● DIRECTIONS FOR THIS TASK
Read the lines of the data below and retrieve those with "browser".

_ _ _

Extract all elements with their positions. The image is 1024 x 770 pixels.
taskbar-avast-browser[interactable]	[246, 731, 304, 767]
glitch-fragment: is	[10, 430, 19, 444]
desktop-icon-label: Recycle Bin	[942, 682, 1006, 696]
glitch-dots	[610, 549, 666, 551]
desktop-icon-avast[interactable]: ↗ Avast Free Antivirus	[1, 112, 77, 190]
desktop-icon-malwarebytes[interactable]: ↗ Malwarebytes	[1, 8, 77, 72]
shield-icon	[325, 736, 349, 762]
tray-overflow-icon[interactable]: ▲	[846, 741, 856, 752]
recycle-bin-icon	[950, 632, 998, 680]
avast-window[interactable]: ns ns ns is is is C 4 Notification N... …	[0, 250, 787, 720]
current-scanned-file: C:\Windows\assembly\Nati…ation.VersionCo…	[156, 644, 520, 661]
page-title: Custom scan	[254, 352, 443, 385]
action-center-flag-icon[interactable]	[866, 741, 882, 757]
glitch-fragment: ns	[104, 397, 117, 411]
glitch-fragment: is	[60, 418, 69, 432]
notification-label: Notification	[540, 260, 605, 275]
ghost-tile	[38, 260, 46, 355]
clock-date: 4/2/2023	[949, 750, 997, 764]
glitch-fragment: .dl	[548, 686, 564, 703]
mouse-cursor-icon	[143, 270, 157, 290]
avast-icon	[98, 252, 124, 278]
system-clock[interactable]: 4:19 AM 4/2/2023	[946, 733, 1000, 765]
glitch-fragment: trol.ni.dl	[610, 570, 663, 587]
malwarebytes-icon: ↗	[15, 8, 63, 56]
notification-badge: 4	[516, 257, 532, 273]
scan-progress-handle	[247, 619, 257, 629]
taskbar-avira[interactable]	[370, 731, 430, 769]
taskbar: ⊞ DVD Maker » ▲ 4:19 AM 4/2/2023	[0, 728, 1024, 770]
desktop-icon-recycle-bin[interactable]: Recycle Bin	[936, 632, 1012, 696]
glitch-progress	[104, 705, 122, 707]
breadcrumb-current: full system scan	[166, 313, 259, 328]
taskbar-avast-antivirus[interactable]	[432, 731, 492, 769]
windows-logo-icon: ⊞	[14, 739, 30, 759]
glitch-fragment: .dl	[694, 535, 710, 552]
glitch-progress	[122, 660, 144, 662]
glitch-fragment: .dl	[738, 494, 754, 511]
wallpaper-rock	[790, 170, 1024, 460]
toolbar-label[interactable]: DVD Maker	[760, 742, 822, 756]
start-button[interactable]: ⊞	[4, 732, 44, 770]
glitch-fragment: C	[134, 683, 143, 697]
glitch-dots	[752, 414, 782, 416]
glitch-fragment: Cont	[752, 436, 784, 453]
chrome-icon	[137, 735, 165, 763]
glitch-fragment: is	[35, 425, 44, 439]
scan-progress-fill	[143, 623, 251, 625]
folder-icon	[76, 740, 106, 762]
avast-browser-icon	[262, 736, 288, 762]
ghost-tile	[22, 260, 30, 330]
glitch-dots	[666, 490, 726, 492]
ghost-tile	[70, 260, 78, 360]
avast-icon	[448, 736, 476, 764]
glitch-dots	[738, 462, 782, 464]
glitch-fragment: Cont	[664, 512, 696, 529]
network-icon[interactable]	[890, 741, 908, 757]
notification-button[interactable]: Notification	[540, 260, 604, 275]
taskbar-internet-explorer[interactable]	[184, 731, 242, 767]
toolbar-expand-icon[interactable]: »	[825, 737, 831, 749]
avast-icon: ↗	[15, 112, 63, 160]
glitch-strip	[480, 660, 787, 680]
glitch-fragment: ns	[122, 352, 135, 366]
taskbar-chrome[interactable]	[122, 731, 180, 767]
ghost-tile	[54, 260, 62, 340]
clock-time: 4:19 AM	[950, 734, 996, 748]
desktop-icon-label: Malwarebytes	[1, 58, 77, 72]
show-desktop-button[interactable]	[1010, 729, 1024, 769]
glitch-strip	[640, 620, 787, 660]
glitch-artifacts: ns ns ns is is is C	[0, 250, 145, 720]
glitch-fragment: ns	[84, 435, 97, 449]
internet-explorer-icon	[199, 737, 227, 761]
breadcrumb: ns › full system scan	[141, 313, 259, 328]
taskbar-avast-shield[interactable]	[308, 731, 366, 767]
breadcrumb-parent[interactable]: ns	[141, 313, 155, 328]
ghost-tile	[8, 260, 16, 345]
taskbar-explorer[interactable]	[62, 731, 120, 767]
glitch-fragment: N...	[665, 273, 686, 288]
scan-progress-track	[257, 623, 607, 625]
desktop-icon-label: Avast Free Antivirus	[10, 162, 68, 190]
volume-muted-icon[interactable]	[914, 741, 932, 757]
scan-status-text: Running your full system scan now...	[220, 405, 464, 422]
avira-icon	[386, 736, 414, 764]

_ _ _

● TASK RESPONSE
taskbar-avast-browser[interactable]	[246, 731, 304, 767]
avast-browser-icon	[262, 736, 288, 762]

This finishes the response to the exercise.